• [Supplied material]
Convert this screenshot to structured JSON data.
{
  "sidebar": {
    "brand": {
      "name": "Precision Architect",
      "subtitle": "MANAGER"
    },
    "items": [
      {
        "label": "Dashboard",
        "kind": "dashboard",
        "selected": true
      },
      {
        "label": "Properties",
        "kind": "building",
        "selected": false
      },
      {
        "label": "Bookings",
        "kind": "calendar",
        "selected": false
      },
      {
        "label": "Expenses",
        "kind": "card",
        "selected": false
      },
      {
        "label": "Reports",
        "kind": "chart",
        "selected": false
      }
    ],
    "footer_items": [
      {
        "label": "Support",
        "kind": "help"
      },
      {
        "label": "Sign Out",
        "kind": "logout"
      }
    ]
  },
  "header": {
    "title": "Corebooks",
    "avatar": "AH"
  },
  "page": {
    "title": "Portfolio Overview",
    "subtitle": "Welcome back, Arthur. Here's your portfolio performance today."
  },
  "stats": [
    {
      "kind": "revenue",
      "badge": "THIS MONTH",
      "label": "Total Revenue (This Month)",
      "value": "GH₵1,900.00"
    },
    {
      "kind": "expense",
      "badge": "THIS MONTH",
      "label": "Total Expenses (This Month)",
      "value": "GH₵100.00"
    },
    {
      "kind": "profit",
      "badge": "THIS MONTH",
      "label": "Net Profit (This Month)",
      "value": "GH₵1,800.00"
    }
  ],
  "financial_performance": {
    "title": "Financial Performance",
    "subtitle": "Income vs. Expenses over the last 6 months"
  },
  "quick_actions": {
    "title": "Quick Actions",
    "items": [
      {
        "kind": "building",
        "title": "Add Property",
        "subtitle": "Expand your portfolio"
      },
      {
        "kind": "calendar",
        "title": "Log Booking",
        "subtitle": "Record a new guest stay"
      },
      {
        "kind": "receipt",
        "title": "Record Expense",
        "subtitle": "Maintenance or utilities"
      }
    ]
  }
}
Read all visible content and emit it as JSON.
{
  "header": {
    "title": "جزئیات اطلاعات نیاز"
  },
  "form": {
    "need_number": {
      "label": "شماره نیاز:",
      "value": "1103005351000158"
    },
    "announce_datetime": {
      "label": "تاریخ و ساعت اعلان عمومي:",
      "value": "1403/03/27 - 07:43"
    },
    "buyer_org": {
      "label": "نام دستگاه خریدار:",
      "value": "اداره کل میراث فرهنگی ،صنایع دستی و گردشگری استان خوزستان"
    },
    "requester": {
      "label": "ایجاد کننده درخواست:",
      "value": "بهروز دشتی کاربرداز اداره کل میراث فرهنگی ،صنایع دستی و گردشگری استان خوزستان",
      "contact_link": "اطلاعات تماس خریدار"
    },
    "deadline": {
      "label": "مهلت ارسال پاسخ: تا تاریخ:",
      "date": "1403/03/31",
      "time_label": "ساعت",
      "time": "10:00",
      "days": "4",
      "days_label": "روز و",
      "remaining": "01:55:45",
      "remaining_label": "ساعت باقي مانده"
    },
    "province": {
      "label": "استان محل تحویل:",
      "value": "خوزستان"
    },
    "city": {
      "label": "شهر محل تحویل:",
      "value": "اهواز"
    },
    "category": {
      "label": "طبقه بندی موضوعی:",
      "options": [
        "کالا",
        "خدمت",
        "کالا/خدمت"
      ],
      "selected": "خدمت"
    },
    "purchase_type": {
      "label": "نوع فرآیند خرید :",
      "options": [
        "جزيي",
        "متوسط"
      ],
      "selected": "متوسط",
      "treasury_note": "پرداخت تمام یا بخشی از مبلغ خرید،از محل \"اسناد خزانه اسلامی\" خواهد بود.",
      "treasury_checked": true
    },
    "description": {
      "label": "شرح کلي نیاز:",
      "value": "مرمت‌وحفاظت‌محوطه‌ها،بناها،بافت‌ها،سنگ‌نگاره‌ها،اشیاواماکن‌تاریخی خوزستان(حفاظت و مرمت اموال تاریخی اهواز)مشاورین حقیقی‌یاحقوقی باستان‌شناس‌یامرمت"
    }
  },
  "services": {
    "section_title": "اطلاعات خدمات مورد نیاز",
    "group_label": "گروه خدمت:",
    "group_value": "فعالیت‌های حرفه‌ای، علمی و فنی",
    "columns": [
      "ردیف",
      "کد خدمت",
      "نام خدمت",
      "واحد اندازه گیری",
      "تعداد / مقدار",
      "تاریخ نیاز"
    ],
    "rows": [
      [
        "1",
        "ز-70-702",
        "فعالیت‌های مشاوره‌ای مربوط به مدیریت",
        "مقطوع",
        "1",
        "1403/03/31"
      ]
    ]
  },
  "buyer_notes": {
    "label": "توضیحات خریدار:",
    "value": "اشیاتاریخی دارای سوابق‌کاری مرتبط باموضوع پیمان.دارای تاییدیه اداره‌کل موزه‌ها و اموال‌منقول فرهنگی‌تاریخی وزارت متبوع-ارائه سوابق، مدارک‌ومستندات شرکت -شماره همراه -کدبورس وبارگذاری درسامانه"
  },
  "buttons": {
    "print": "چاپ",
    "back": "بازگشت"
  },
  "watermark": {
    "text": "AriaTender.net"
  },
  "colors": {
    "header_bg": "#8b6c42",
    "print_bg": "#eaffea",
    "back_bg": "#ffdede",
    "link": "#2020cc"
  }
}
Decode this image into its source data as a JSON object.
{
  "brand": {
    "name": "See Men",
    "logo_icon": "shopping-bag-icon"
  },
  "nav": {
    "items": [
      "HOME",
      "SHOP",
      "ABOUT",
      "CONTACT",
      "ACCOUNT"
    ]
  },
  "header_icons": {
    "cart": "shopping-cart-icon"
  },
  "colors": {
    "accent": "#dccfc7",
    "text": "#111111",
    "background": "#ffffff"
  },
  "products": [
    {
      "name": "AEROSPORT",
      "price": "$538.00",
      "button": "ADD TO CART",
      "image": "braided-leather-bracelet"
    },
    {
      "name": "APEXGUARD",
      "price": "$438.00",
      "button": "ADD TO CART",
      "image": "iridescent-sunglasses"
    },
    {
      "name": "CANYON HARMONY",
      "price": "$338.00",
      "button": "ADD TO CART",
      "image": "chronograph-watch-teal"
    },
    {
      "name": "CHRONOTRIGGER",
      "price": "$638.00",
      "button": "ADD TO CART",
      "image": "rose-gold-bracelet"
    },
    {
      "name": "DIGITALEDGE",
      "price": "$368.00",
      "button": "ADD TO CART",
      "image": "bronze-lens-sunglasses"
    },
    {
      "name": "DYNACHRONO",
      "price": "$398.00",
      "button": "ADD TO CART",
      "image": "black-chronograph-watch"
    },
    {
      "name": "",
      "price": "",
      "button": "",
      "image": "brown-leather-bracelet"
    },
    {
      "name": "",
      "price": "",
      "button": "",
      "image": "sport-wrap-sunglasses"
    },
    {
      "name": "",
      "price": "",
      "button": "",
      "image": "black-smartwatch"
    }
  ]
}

• [Description of the task]
Beginning with the line that contains "Decode this image", repeat every line through the end of the records and nothing more.

• [Output for this task]
Decode this image into its source data as a JSON object.
{
  "brand": {
    "name": "See Men",
    "logo_icon": "shopping-bag-icon"
  },
  "nav": {
    "items": [
      "HOME",
      "SHOP",
      "ABOUT",
      "CONTACT",
      "ACCOUNT"
    ]
  },
  "header_icons": {
    "cart": "shopping-cart-icon"
  },
  "colors": {
    "accent": "#dccfc7",
    "text": "#111111",
    "background": "#ffffff"
  },
  "products": [
    {
      "name": "AEROSPORT",
      "price": "$538.00",
      "button": "ADD TO CART",
      "image": "braided-leather-bracelet"
    },
    {
      "name": "APEXGUARD",
      "price": "$438.00",
      "button": "ADD TO CART",
      "image": "iridescent-sunglasses"
    },
    {
      "name": "CANYON HARMONY",
      "price": "$338.00",
      "button": "ADD TO CART",
      "image": "chronograph-watch-teal"
    },
    {
      "name": "CHRONOTRIGGER",
      "price": "$638.00",
      "button": "ADD TO CART",
      "image": "rose-gold-bracelet"
    },
    {
      "name": "DIGITALEDGE",
      "price": "$368.00",
      "button": "ADD TO CART",
      "image": "bronze-lens-sunglasses"
    },
    {
      "name": "DYNACHRONO",
      "price": "$398.00",
      "button": "ADD TO CART",
      "image": "black-chronograph-watch"
    },
    {
      "name": "",
      "price": "",
      "button": "",
      "image": "brown-leather-bracelet"
    },
    {
      "name": "",
      "price": "",
      "button": "",
      "image": "sport-wrap-sunglasses"
    },
    {
      "name": "",
      "price": "",
      "button": "",
      "image": "black-smartwatch"
    }
  ]
}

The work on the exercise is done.